● **Exercise task**
"soldiers" appears in how many lines of the entries? State only the number.

+-------+

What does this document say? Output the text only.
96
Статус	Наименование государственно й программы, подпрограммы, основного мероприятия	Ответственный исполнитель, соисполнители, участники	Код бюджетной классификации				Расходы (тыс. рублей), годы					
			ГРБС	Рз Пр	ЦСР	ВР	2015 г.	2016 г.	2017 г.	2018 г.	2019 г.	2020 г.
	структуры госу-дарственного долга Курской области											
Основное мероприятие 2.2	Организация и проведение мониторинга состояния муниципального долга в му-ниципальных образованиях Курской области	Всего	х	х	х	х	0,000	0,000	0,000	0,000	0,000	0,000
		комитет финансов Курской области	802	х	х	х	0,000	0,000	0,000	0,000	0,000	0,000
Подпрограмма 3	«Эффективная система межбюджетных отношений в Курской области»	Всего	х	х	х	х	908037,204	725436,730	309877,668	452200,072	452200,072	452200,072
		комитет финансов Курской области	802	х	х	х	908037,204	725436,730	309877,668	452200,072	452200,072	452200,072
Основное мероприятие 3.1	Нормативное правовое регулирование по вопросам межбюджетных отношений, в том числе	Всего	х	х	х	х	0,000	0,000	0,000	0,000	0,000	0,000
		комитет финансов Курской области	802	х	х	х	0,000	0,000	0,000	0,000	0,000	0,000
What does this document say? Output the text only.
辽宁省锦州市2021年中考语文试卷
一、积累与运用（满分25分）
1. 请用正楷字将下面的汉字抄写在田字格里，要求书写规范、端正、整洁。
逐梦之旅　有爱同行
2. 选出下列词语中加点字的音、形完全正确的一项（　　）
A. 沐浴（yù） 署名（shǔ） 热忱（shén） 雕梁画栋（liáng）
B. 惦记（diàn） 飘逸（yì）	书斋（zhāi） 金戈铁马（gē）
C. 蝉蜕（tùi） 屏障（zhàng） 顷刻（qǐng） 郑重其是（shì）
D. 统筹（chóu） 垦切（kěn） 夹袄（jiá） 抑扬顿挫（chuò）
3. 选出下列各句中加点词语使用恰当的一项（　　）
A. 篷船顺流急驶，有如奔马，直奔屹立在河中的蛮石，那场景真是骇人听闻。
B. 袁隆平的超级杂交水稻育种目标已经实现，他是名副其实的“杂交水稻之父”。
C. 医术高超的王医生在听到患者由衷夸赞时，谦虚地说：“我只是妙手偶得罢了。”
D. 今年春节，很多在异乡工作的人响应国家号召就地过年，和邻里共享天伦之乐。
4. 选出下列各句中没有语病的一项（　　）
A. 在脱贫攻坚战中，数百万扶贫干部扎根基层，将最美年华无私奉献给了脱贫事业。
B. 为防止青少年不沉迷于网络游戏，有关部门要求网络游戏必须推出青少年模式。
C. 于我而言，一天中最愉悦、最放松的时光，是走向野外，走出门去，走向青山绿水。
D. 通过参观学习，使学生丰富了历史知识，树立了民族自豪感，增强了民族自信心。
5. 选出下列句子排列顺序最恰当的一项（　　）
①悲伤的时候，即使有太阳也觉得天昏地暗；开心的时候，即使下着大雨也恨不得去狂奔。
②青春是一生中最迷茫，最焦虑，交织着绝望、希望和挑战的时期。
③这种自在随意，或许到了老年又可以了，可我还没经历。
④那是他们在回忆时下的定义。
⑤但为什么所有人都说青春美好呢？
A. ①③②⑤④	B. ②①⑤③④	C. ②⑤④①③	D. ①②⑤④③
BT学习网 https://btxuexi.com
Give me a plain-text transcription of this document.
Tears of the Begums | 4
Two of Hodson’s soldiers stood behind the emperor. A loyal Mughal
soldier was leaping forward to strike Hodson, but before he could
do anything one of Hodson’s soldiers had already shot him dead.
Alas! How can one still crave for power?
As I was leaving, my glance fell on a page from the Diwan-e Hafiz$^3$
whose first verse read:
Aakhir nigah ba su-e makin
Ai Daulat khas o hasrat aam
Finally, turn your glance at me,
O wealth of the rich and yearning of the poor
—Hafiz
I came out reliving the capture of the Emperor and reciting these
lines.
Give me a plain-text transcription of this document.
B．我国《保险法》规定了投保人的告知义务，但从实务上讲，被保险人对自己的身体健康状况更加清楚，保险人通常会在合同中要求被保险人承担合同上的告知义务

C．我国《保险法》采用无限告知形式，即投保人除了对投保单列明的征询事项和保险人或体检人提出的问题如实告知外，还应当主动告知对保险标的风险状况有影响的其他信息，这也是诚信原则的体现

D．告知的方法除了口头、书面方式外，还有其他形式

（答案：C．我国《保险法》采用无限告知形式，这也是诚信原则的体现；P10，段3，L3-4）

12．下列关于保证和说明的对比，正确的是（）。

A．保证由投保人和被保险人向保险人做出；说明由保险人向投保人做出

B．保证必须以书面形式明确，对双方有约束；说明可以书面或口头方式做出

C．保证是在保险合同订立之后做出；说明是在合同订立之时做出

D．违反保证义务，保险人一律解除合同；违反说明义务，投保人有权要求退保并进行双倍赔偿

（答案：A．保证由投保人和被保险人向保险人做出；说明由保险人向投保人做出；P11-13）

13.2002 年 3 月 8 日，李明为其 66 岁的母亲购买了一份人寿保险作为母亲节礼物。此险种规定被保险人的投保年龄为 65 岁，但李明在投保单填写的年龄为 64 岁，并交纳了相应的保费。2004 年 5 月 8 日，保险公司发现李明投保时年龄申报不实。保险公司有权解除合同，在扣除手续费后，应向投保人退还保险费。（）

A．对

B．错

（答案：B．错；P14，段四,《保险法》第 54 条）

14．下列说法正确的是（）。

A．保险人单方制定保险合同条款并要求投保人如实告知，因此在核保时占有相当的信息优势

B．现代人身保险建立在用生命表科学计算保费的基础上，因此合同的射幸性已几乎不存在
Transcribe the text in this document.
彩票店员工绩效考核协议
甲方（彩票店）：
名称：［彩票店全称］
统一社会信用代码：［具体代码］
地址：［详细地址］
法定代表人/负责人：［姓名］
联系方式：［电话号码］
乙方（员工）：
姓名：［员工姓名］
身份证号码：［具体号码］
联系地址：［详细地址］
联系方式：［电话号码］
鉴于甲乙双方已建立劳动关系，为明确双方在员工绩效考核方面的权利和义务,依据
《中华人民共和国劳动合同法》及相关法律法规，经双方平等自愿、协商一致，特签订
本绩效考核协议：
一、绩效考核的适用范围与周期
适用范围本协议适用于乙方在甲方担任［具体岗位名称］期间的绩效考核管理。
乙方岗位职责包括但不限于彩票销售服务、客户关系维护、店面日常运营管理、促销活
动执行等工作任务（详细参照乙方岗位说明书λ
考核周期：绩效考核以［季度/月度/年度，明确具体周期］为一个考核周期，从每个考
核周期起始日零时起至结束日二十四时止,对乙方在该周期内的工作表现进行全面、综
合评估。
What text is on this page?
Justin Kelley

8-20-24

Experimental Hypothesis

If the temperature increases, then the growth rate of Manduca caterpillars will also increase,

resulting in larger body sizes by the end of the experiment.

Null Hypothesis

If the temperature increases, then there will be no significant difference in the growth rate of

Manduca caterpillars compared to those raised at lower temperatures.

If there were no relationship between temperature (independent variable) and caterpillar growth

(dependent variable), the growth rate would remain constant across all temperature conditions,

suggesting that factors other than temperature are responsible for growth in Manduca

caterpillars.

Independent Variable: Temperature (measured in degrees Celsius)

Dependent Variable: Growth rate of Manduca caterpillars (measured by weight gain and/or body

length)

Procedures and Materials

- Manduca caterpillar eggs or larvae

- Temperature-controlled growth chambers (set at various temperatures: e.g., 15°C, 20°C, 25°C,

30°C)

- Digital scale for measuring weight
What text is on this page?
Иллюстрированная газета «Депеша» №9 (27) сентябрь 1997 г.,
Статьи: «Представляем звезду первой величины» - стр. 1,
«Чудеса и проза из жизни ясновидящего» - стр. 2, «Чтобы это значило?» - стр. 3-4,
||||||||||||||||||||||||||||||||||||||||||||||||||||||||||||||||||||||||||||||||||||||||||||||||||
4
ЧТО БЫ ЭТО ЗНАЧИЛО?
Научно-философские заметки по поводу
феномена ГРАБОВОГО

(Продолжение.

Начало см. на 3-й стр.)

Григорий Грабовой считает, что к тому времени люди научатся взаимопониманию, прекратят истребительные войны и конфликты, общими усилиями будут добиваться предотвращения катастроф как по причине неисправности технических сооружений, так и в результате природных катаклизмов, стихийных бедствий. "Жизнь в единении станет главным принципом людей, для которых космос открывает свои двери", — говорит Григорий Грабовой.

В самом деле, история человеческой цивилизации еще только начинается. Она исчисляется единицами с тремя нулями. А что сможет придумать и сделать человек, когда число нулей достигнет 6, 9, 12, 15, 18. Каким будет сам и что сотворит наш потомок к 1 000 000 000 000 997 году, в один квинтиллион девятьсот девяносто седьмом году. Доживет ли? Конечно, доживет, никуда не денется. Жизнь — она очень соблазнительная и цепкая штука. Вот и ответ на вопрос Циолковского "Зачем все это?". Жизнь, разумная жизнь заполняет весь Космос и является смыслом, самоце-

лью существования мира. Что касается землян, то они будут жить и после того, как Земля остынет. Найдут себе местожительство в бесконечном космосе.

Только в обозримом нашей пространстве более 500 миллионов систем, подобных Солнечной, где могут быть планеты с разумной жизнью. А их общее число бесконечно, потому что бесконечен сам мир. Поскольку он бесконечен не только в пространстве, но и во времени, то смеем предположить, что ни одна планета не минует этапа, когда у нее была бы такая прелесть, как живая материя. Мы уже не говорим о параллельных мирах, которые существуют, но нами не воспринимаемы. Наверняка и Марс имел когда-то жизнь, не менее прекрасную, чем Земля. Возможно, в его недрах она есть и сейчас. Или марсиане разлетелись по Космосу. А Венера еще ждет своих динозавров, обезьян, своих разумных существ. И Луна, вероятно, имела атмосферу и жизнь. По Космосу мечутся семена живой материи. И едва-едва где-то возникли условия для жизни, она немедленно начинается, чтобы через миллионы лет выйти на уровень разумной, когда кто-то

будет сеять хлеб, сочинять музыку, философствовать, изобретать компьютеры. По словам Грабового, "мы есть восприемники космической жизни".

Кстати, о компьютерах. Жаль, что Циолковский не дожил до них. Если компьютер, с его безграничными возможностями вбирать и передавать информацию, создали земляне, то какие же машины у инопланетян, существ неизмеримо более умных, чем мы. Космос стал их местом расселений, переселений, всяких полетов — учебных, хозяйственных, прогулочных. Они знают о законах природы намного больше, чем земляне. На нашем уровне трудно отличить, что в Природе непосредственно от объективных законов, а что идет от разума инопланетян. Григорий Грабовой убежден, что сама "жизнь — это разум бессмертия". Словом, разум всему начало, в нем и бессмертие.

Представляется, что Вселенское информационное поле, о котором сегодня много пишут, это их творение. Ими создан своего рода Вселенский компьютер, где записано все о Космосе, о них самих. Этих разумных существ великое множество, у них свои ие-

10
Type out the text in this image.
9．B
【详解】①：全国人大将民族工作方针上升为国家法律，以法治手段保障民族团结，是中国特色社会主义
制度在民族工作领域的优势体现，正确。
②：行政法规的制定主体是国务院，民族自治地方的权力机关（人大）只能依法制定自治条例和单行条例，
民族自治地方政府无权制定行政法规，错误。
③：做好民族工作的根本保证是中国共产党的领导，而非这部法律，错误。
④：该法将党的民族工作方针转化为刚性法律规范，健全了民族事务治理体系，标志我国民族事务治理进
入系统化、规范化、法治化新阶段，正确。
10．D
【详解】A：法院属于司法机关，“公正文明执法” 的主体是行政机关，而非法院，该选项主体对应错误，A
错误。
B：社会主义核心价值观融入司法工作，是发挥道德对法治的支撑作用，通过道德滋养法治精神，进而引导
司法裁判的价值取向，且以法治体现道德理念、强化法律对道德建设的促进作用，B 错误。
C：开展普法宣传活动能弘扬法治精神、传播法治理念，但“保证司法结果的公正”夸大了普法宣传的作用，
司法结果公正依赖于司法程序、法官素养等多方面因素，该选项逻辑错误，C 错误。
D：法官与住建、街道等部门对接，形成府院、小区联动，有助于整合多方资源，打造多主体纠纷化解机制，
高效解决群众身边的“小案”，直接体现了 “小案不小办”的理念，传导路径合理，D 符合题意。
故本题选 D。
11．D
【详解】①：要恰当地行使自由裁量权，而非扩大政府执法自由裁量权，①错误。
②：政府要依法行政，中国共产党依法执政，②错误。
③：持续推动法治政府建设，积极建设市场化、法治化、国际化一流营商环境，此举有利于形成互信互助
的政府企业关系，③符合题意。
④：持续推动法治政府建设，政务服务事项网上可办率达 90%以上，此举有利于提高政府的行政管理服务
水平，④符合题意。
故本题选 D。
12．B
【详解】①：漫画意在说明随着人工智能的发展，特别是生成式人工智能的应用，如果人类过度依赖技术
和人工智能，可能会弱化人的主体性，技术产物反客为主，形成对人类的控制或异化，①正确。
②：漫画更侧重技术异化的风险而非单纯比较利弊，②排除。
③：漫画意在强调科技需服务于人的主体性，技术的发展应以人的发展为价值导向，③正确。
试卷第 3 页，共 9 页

+-------+

● **Complete response**
2